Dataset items
● ● ● ● ●
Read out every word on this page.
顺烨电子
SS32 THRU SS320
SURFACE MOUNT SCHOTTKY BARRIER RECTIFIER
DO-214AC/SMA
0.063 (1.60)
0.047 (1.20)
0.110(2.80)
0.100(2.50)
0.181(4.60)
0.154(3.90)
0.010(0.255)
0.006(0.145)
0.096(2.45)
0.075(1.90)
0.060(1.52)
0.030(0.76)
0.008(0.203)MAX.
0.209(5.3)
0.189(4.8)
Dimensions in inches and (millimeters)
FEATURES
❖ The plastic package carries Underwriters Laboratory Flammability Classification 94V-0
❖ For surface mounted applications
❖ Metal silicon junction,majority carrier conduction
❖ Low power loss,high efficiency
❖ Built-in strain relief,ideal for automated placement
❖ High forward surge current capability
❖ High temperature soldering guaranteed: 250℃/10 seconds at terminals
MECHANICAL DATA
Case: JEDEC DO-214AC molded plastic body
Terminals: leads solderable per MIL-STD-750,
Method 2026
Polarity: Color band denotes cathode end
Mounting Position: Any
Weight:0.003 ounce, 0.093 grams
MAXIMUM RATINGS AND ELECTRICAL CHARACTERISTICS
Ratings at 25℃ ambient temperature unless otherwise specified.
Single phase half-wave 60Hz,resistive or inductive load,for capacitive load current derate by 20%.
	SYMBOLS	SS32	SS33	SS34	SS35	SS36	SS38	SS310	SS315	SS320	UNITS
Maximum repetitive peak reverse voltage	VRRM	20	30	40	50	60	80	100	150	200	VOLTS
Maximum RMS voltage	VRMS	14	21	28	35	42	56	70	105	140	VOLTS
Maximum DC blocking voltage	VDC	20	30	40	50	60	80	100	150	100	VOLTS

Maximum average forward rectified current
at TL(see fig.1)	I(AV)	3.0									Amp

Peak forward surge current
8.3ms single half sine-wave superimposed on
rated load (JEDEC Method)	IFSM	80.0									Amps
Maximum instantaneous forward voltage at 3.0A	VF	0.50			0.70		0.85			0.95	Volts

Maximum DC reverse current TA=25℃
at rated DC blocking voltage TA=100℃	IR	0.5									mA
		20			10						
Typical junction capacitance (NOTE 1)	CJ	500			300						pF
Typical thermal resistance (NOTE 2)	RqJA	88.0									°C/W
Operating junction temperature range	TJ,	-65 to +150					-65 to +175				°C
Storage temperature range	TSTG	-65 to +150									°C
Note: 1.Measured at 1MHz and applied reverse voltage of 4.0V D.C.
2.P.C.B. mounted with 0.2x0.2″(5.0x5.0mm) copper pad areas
● ● ● ● ●
**What to produce:**
Take the records above and return them exactly as written.

**Complete response:**
Read out every word on this page.
顺烨电子
SS32 THRU SS320
SURFACE MOUNT SCHOTTKY BARRIER RECTIFIER
DO-214AC/SMA
0.063 (1.60)
0.047 (1.20)
0.110(2.80)
0.100(2.50)
0.181(4.60)
0.154(3.90)
0.010(0.255)
0.006(0.145)
0.096(2.45)
0.075(1.90)
0.060(1.52)
0.030(0.76)
0.008(0.203)MAX.
0.209(5.3)
0.189(4.8)
Dimensions in inches and (millimeters)
FEATURES
❖ The plastic package carries Underwriters Laboratory Flammability Classification 94V-0
❖ For surface mounted applications
❖ Metal silicon junction,majority carrier conduction
❖ Low power loss,high efficiency
❖ Built-in strain relief,ideal for automated placement
❖ High forward surge current capability
❖ High temperature soldering guaranteed: 250℃/10 seconds at terminals
MECHANICAL DATA
Case: JEDEC DO-214AC molded plastic body
Terminals: leads solderable per MIL-STD-750,
Method 2026
Polarity: Color band denotes cathode end
Mounting Position: Any
Weight:0.003 ounce, 0.093 grams
MAXIMUM RATINGS AND ELECTRICAL CHARACTERISTICS
Ratings at 25℃ ambient temperature unless otherwise specified.
Single phase half-wave 60Hz,resistive or inductive load,for capacitive load current derate by 20%.
	SYMBOLS	SS32	SS33	SS34	SS35	SS36	SS38	SS310	SS315	SS320	UNITS
Maximum repetitive peak reverse voltage	VRRM	20	30	40	50	60	80	100	150	200	VOLTS
Maximum RMS voltage	VRMS	14	21	28	35	42	56	70	105	140	VOLTS
Maximum DC blocking voltage	VDC	20	30	40	50	60	80	100	150	100	VOLTS

Maximum average forward rectified current
at TL(see fig.1)	I(AV)	3.0									Amp

Peak forward surge current
8.3ms single half sine-wave superimposed on
rated load (JEDEC Method)	IFSM	80.0									Amps
Maximum instantaneous forward voltage at 3.0A	VF	0.50			0.70		0.85			0.95	Volts

Maximum DC reverse current TA=25℃
at rated DC blocking voltage TA=100℃	IR	0.5									mA
		20			10						
Typical junction capacitance (NOTE 1)	CJ	500			300						pF
Typical thermal resistance (NOTE 2)	RqJA	88.0									°C/W
Operating junction temperature range	TJ,	-65 to +150					-65 to +175				°C
Storage temperature range	TSTG	-65 to +150									°C
Note: 1.Measured at 1MHz and applied reverse voltage of 4.0V D.C.
2.P.C.B. mounted with 0.2x0.2″(5.0x5.0mm) copper pad areas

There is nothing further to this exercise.